═════ Exercise material ═════
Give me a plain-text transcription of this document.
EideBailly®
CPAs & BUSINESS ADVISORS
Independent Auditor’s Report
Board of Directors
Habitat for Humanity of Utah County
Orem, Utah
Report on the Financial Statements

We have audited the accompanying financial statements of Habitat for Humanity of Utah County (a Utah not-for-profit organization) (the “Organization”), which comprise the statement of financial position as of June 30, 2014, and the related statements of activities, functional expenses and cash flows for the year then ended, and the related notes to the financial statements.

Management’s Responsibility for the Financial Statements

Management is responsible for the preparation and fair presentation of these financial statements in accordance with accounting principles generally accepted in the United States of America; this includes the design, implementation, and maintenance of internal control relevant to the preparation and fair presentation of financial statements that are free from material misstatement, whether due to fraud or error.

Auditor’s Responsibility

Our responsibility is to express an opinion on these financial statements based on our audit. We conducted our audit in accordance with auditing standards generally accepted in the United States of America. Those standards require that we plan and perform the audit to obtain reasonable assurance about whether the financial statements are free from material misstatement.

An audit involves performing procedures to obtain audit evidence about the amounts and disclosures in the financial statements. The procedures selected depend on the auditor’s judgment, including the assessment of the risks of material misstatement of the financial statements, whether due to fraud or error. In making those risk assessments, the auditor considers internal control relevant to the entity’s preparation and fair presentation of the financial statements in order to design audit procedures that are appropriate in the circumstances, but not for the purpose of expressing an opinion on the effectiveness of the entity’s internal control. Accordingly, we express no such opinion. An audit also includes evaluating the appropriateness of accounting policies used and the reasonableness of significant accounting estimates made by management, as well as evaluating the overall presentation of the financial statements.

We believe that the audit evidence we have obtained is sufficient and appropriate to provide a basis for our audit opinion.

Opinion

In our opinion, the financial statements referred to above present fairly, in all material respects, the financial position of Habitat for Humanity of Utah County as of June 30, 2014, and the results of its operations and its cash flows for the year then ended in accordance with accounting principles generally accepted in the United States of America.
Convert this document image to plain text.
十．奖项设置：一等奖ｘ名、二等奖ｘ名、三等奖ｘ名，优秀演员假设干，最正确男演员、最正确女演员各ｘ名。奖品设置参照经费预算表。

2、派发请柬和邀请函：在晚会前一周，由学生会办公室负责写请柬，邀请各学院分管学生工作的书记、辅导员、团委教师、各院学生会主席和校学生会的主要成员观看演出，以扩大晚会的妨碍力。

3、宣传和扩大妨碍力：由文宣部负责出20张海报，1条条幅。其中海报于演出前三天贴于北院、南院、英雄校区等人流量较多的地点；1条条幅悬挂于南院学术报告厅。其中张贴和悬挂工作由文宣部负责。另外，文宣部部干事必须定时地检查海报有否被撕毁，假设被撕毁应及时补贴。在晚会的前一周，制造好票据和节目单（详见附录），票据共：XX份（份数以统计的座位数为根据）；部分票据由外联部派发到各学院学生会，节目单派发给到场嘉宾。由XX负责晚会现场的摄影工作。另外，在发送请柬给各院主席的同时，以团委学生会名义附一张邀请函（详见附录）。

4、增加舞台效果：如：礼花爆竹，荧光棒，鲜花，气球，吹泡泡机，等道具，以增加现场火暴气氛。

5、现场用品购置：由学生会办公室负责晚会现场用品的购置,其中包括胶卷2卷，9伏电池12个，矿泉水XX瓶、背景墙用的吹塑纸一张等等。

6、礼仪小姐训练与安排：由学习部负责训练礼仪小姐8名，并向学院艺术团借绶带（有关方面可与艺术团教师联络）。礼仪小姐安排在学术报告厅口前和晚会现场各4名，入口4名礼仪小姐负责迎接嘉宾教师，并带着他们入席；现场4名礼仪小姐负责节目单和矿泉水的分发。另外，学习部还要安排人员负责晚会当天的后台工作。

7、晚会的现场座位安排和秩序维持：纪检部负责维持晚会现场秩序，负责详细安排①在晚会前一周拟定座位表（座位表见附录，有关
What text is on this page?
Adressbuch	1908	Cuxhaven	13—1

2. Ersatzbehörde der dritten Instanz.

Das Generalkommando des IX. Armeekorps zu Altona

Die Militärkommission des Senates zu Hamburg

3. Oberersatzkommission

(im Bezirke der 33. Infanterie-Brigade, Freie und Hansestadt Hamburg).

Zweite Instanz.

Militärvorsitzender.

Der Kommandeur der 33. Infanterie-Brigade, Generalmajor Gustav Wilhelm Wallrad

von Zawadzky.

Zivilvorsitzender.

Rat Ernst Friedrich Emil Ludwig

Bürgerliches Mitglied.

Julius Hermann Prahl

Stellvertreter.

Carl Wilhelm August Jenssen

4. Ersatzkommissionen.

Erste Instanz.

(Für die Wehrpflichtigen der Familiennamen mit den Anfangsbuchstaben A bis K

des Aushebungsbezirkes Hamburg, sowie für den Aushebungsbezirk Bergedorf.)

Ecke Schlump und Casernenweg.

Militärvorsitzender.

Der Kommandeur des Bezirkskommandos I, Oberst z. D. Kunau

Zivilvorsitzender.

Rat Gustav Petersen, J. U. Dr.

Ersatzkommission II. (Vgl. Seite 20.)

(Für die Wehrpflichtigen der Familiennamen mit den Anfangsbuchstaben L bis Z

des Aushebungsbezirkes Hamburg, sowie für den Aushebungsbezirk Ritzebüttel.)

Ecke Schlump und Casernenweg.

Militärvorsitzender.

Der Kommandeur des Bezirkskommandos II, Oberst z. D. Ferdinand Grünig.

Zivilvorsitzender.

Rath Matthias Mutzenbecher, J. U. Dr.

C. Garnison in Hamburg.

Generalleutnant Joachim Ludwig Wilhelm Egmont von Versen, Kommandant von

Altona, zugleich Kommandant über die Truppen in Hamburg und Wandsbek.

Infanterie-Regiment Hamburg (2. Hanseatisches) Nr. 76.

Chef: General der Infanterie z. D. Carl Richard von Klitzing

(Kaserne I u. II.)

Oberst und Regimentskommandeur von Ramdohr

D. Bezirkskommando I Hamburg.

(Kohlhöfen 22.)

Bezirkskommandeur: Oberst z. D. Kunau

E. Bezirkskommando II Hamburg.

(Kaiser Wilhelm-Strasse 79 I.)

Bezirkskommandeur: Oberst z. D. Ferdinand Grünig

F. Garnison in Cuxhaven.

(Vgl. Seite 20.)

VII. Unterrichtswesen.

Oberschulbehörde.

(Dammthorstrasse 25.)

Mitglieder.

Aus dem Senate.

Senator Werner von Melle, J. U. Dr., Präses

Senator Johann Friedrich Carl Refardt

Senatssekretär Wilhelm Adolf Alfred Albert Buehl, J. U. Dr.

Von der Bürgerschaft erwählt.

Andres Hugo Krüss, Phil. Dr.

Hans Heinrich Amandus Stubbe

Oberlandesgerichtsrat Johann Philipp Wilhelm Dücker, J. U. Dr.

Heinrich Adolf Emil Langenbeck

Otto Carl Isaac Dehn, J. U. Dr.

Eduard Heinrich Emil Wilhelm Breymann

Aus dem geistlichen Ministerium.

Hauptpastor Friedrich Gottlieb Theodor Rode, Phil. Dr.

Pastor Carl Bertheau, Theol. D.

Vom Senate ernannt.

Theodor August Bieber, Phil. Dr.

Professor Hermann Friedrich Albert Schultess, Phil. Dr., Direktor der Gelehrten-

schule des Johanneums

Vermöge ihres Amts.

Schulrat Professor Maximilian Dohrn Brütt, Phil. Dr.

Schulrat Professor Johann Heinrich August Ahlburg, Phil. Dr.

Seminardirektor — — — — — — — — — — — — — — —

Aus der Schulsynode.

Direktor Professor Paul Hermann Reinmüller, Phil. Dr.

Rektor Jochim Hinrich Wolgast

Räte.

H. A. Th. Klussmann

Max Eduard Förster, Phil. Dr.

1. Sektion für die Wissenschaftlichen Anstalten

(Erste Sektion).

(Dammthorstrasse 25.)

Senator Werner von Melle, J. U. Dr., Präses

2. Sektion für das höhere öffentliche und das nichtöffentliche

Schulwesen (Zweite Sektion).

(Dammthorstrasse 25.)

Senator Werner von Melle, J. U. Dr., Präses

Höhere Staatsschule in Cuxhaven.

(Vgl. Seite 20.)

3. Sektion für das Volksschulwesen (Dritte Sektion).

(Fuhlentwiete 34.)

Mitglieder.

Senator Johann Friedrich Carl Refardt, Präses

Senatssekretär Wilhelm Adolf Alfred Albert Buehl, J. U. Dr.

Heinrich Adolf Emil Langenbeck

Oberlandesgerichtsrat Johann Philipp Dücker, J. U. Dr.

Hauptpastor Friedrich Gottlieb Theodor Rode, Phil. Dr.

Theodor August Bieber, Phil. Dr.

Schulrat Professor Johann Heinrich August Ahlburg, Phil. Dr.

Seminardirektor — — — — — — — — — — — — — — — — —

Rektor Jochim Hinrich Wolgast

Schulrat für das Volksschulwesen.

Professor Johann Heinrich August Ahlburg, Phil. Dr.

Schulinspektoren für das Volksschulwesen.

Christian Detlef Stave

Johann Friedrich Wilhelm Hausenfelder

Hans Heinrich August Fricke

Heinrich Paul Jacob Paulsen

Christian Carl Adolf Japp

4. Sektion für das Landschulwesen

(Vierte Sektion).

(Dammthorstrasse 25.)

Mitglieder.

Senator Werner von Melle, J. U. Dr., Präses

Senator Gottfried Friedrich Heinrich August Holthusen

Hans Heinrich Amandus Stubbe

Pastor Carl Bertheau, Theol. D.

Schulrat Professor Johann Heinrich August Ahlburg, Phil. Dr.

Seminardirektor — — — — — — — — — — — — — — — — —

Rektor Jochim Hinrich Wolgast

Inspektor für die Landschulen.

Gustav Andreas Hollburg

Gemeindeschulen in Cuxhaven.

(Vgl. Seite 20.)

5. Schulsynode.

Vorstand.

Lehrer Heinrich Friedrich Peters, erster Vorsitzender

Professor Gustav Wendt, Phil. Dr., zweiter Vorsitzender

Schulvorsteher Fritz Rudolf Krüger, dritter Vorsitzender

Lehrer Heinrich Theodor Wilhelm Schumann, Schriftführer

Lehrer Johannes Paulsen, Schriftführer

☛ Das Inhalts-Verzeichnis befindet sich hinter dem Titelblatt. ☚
═════
What you should do:
Leave out every line without the string "Kommandant" and copy the rest.

Expected output:
Generalleutnant Joachim Ludwig Wilhelm Egmont von Versen, Kommandant von
Altona, zugleich Kommandant über die Truppen in Hamburg und Wandsbek.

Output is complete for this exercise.